== What the exercise asks ==
Each line of the data that includes the string "časť" is to be copied out.

(Stored records)
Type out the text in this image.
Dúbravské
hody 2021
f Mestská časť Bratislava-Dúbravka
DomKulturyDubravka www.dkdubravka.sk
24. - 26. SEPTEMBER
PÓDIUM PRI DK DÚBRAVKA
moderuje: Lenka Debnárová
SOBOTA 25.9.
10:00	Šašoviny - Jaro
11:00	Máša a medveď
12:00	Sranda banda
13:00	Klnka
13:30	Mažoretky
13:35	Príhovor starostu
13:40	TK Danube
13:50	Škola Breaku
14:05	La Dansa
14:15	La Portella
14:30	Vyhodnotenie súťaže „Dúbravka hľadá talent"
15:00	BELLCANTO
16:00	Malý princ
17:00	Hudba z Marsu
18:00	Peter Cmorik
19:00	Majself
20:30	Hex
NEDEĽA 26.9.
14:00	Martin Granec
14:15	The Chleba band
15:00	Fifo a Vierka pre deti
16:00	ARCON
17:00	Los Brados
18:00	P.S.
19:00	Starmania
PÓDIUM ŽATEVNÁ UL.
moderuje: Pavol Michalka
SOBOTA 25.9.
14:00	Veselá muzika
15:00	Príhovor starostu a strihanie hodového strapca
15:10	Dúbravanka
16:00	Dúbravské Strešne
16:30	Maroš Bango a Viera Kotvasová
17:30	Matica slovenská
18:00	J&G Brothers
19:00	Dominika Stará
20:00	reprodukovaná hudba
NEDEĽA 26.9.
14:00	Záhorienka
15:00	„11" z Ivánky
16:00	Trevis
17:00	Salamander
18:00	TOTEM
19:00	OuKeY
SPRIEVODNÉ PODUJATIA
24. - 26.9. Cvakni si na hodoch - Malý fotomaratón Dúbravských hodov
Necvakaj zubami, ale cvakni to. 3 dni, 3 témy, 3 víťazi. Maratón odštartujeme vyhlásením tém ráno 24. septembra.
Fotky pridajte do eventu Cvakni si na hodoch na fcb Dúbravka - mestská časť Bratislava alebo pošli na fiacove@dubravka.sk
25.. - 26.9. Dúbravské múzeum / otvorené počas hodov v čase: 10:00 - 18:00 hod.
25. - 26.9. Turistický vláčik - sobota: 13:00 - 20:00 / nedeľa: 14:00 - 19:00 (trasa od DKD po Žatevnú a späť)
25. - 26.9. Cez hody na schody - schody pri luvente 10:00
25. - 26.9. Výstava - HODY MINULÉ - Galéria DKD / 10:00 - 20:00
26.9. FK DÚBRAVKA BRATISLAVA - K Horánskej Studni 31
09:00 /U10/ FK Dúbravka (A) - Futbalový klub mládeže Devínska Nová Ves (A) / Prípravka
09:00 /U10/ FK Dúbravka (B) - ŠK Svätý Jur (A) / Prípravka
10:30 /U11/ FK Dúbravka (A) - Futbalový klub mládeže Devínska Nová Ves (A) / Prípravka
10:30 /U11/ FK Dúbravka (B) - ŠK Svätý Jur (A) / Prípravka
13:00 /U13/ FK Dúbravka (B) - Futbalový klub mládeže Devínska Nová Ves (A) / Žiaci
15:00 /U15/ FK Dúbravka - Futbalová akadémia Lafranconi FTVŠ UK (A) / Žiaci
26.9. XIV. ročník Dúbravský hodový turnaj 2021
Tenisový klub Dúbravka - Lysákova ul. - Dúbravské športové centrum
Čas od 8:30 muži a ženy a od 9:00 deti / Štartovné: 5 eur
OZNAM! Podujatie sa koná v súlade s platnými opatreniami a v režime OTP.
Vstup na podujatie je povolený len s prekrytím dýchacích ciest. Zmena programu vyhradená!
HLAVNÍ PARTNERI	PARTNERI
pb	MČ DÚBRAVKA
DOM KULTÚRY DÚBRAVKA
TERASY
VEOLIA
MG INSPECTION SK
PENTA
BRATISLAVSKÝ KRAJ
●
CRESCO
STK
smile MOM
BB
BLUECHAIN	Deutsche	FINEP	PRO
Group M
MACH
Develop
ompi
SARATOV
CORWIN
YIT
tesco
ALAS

== Correct response ==
f Mestská časť Bratislava-Dúbravka
Fotky pridajte do eventu Cvakni si na hodoch na fcb Dúbravka - mestská časť Bratislava alebo pošli na fiacove@dubravka.sk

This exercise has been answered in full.